* BEGIN LISTING *

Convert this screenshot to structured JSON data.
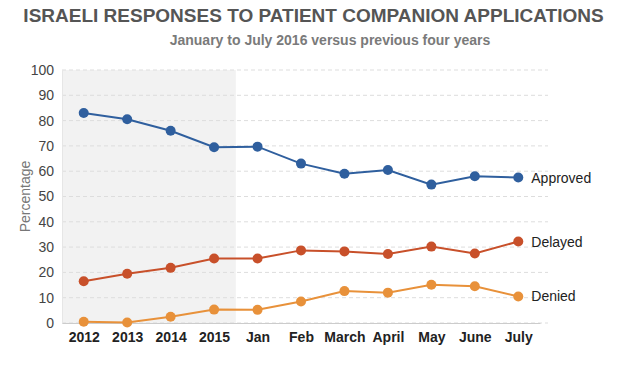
{
  "chart_data": {
    "type": "line",
    "title": "ISRAELI RESPONSES TO PATIENT COMPANION APPLICATIONS",
    "subtitle": "January to July 2016 versus previous four years",
    "y_label": "Percentage",
    "categories": [
      "2012",
      "2013",
      "2014",
      "2015",
      "Jan",
      "Feb",
      "March",
      "April",
      "May",
      "June",
      "July"
    ],
    "series": [
      {
        "name": "Approved",
        "color": "#2f5f9e",
        "values": [
          83,
          80.5,
          76,
          69.5,
          69.7,
          63,
          59,
          60.5,
          54.7,
          58,
          57.5
        ]
      },
      {
        "name": "Delayed",
        "color": "#c8502a",
        "values": [
          16.5,
          19.5,
          21.8,
          25.5,
          25.5,
          28.7,
          28.3,
          27.3,
          30.2,
          27.5,
          32.2
        ]
      },
      {
        "name": "Denied",
        "color": "#e8913a",
        "values": [
          0.5,
          0.2,
          2.5,
          5.3,
          5.2,
          8.5,
          12.6,
          12,
          15.1,
          14.5,
          10.5
        ]
      }
    ],
    "ylim": [
      0,
      100
    ],
    "yticks": [
      0,
      10,
      20,
      30,
      40,
      50,
      60,
      70,
      80,
      90,
      100
    ],
    "grid": true,
    "marker": "circle"
  }
}
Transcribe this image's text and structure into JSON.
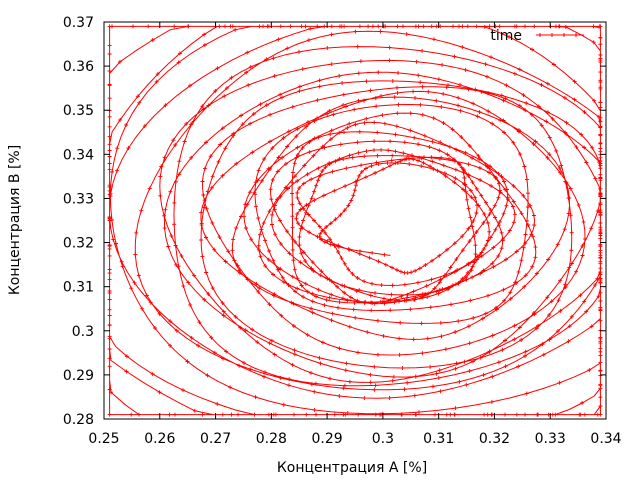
{
  "chart_data": {
    "type": "line",
    "title": "",
    "xlabel": "Концентрация A [%]",
    "ylabel": "Концентрация B [%]",
    "xlim": [
      0.25,
      0.34
    ],
    "ylim": [
      0.28,
      0.37
    ],
    "xticks": [
      0.25,
      0.26,
      0.27,
      0.28,
      0.29,
      0.3,
      0.31,
      0.32,
      0.33,
      0.34
    ],
    "xtick_labels": [
      "0.25",
      "0.26",
      "0.27",
      "0.28",
      "0.29",
      "0.3",
      "0.31",
      "0.32",
      "0.33",
      "0.34"
    ],
    "yticks": [
      0.28,
      0.29,
      0.3,
      0.31,
      0.32,
      0.33,
      0.34,
      0.35,
      0.36,
      0.37
    ],
    "ytick_labels": [
      "0.28",
      "0.29",
      "0.3",
      "0.31",
      "0.32",
      "0.33",
      "0.34",
      "0.35",
      "0.36",
      "0.37"
    ],
    "grid": false,
    "legend_position": "top-right",
    "series": [
      {
        "name": "time",
        "color": "#ff0000",
        "marker": "plus",
        "start": [
          0.2965,
          0.2862
        ],
        "center": [
          0.3015,
          0.3255
        ],
        "phase_portrait": "irregular spiral trajectory"
      }
    ]
  }
}
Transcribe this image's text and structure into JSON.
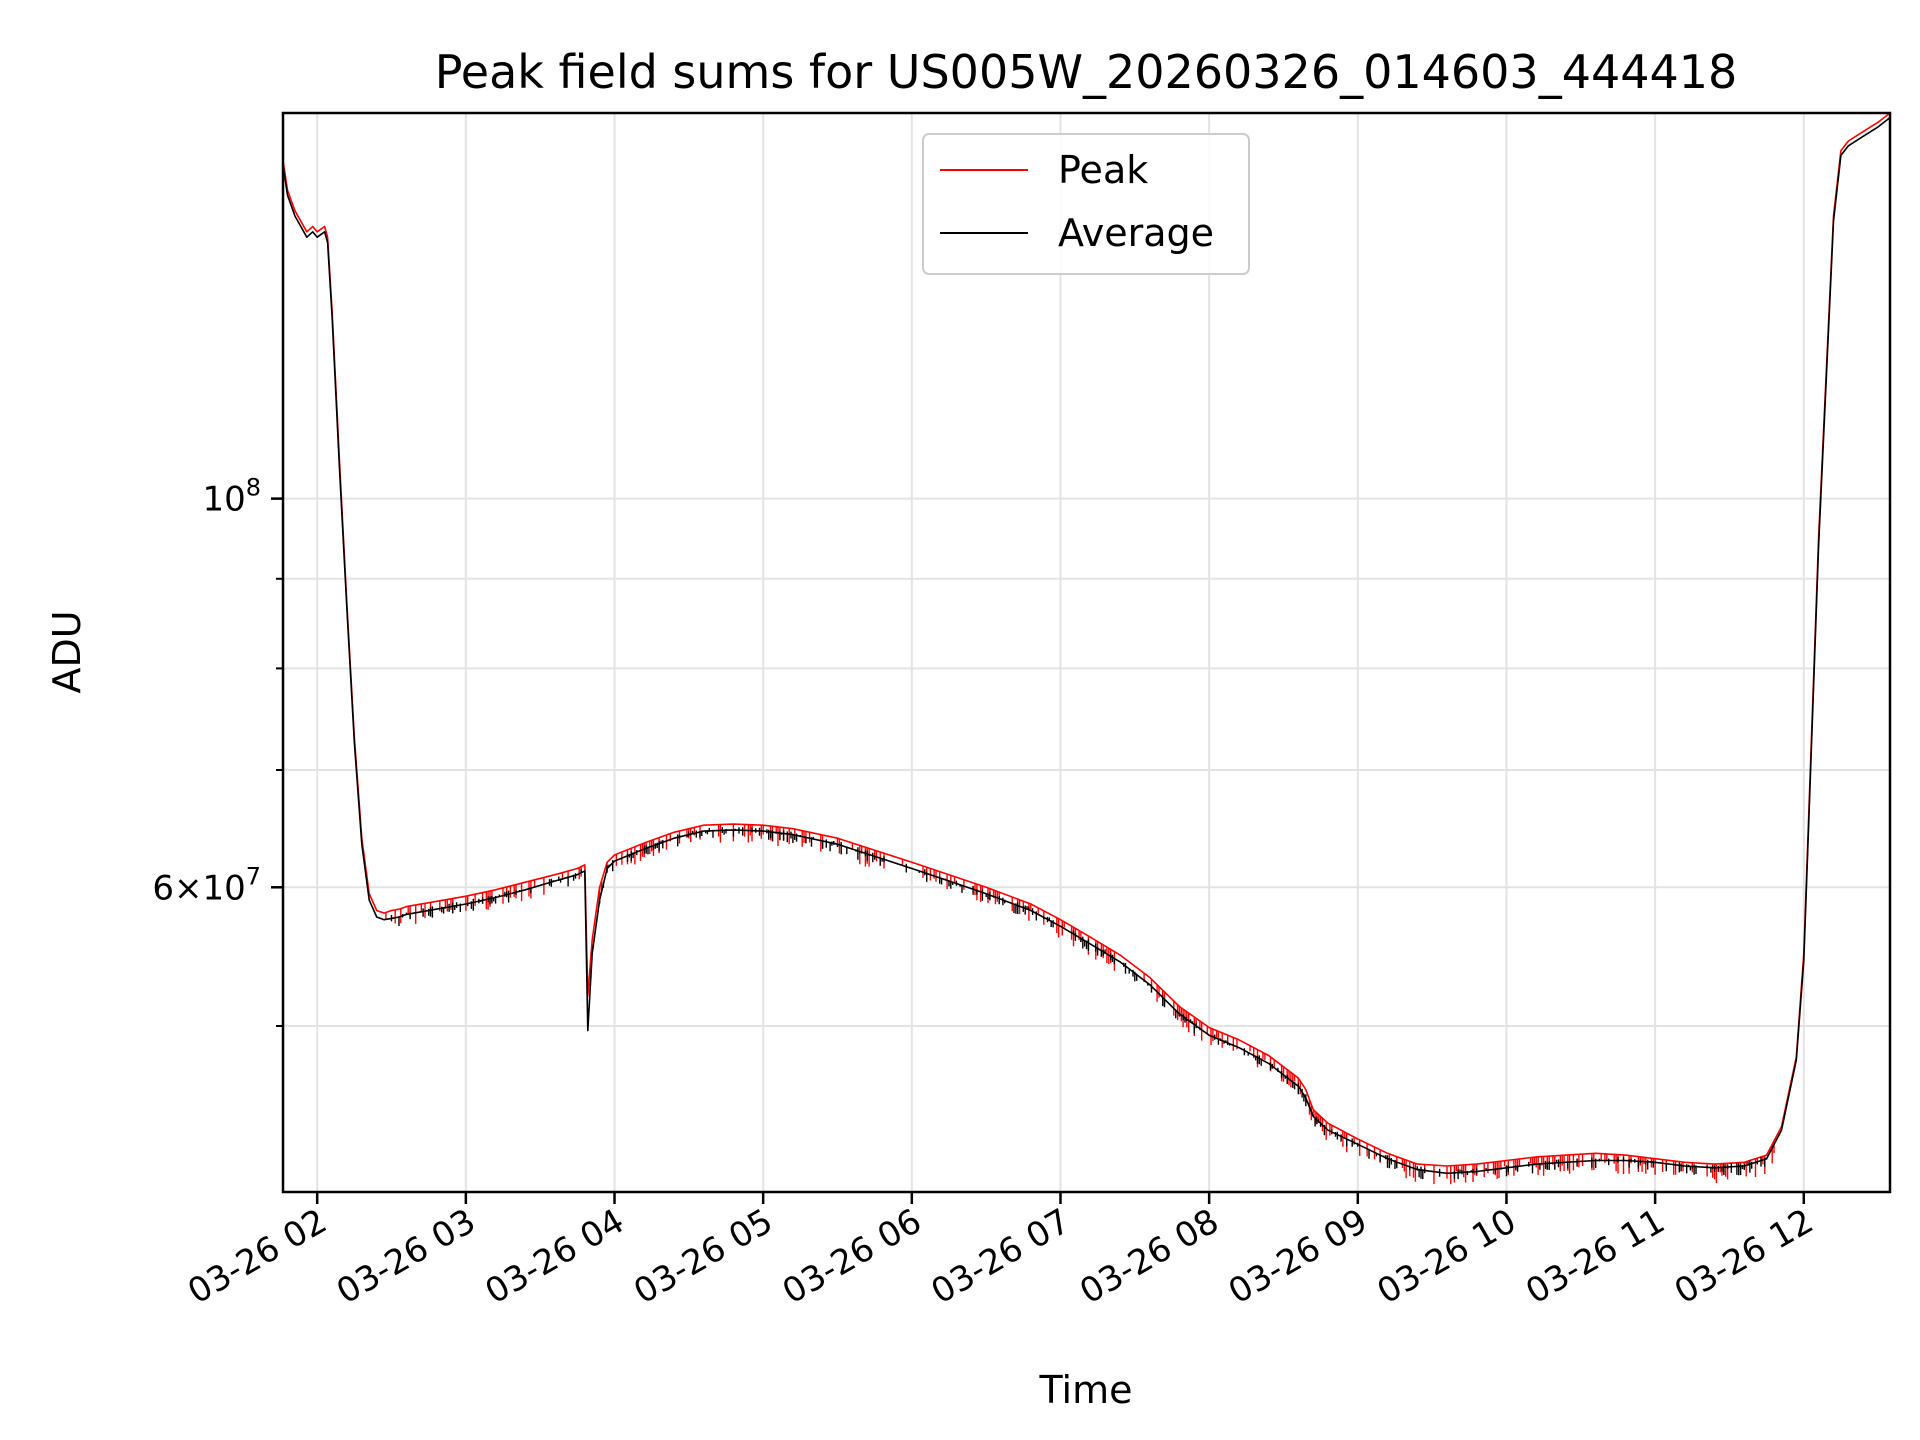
{
  "chart_data": {
    "type": "line",
    "title": "Peak field sums for US005W_20260326_014603_444418",
    "xlabel": "Time",
    "ylabel": "ADU",
    "yscale": "log",
    "x_unit": "hours since 03-26 00:00",
    "xlim": [
      1.77,
      12.58
    ],
    "ylim": [
      40200000,
      166000000
    ],
    "xticks": [
      {
        "value": 2,
        "label": "03-26 02"
      },
      {
        "value": 3,
        "label": "03-26 03"
      },
      {
        "value": 4,
        "label": "03-26 04"
      },
      {
        "value": 5,
        "label": "03-26 05"
      },
      {
        "value": 6,
        "label": "03-26 06"
      },
      {
        "value": 7,
        "label": "03-26 07"
      },
      {
        "value": 8,
        "label": "03-26 08"
      },
      {
        "value": 9,
        "label": "03-26 09"
      },
      {
        "value": 10,
        "label": "03-26 10"
      },
      {
        "value": 11,
        "label": "03-26 11"
      },
      {
        "value": 12,
        "label": "03-26 12"
      }
    ],
    "yticks_major": [
      {
        "value": 60000000,
        "base": "6×10",
        "exp": "7"
      },
      {
        "value": 100000000,
        "base": "10",
        "exp": "8"
      }
    ],
    "yticks_minor": [
      50000000,
      70000000,
      80000000,
      90000000
    ],
    "grid": true,
    "legend_position": "upper-center",
    "series": [
      {
        "name": "Peak",
        "color": "#ff0000",
        "x": [
          1.77,
          1.8,
          1.85,
          1.93,
          1.97,
          2.0,
          2.05,
          2.07,
          2.1,
          2.15,
          2.2,
          2.25,
          2.3,
          2.35,
          2.4,
          2.45,
          2.5,
          2.55,
          2.6,
          2.8,
          3.0,
          3.2,
          3.4,
          3.6,
          3.75,
          3.8,
          3.82,
          3.85,
          3.9,
          3.95,
          4.0,
          4.2,
          4.4,
          4.6,
          4.8,
          5.0,
          5.2,
          5.5,
          5.8,
          6.0,
          6.2,
          6.5,
          6.8,
          7.0,
          7.2,
          7.4,
          7.6,
          7.8,
          8.0,
          8.2,
          8.4,
          8.6,
          8.65,
          8.7,
          8.8,
          9.0,
          9.2,
          9.4,
          9.6,
          9.8,
          10.0,
          10.2,
          10.4,
          10.6,
          10.8,
          11.0,
          11.2,
          11.4,
          11.6,
          11.75,
          11.85,
          11.95,
          12.0,
          12.1,
          12.2,
          12.25,
          12.3,
          12.4,
          12.5,
          12.58
        ],
        "values": [
          156000000,
          150000000,
          146000000,
          142000000,
          143000000,
          142000000,
          143000000,
          141000000,
          128000000,
          105000000,
          87000000,
          73000000,
          64000000,
          59500000,
          58200000,
          58000000,
          58200000,
          58300000,
          58500000,
          58900000,
          59300000,
          59800000,
          60400000,
          61000000,
          61500000,
          61800000,
          52000000,
          56000000,
          60000000,
          62000000,
          62600000,
          63600000,
          64500000,
          65100000,
          65200000,
          65100000,
          64800000,
          64000000,
          62800000,
          62000000,
          61200000,
          60000000,
          58700000,
          57500000,
          56200000,
          54900000,
          53300000,
          51300000,
          49900000,
          49100000,
          48100000,
          46700000,
          46000000,
          44800000,
          44000000,
          43100000,
          42300000,
          41700000,
          41600000,
          41700000,
          41900000,
          42100000,
          42200000,
          42300000,
          42200000,
          42000000,
          41800000,
          41700000,
          41800000,
          42200000,
          43800000,
          48000000,
          55000000,
          95000000,
          145000000,
          158000000,
          160000000,
          162000000,
          164000000,
          166000000
        ]
      },
      {
        "name": "Average",
        "color": "#000000",
        "x": [
          1.77,
          1.8,
          1.85,
          1.93,
          1.97,
          2.0,
          2.05,
          2.07,
          2.1,
          2.15,
          2.2,
          2.25,
          2.3,
          2.35,
          2.4,
          2.45,
          2.5,
          2.55,
          2.6,
          2.8,
          3.0,
          3.2,
          3.4,
          3.6,
          3.75,
          3.8,
          3.82,
          3.85,
          3.9,
          3.95,
          4.0,
          4.2,
          4.4,
          4.6,
          4.8,
          5.0,
          5.2,
          5.5,
          5.8,
          6.0,
          6.2,
          6.5,
          6.8,
          7.0,
          7.2,
          7.4,
          7.6,
          7.8,
          8.0,
          8.2,
          8.4,
          8.6,
          8.65,
          8.7,
          8.8,
          9.0,
          9.2,
          9.4,
          9.6,
          9.8,
          10.0,
          10.2,
          10.4,
          10.6,
          10.8,
          11.0,
          11.2,
          11.4,
          11.6,
          11.75,
          11.85,
          11.95,
          12.0,
          12.1,
          12.2,
          12.25,
          12.3,
          12.4,
          12.5,
          12.58
        ],
        "values": [
          155000000,
          149000000,
          145000000,
          141000000,
          142000000,
          141000000,
          142000000,
          140000000,
          127000000,
          104000000,
          86500000,
          72500000,
          63500000,
          59000000,
          57700000,
          57500000,
          57600000,
          57700000,
          57900000,
          58300000,
          58700000,
          59200000,
          59800000,
          60500000,
          61000000,
          61300000,
          49700000,
          55000000,
          59000000,
          61500000,
          62100000,
          63100000,
          64000000,
          64600000,
          64700000,
          64600000,
          64300000,
          63500000,
          62300000,
          61500000,
          60700000,
          59500000,
          58200000,
          57000000,
          55700000,
          54400000,
          52800000,
          50800000,
          49400000,
          48600000,
          47600000,
          46200000,
          45500000,
          44400000,
          43600000,
          42800000,
          42000000,
          41400000,
          41200000,
          41300000,
          41500000,
          41700000,
          41800000,
          41900000,
          41900000,
          41800000,
          41600000,
          41500000,
          41600000,
          42000000,
          43600000,
          47800000,
          54500000,
          94000000,
          144000000,
          157000000,
          159000000,
          161000000,
          163000000,
          165000000
        ]
      }
    ]
  }
}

* END LISTING *

### STATED TASK
In the entries above, find lines with "name" and copy each.

### SOLUTION
        "name": "Approved",
        "name": "Delayed",
        "name": "Denied",
        "name": "time",
        "name": "Peak",
        "name": "Average",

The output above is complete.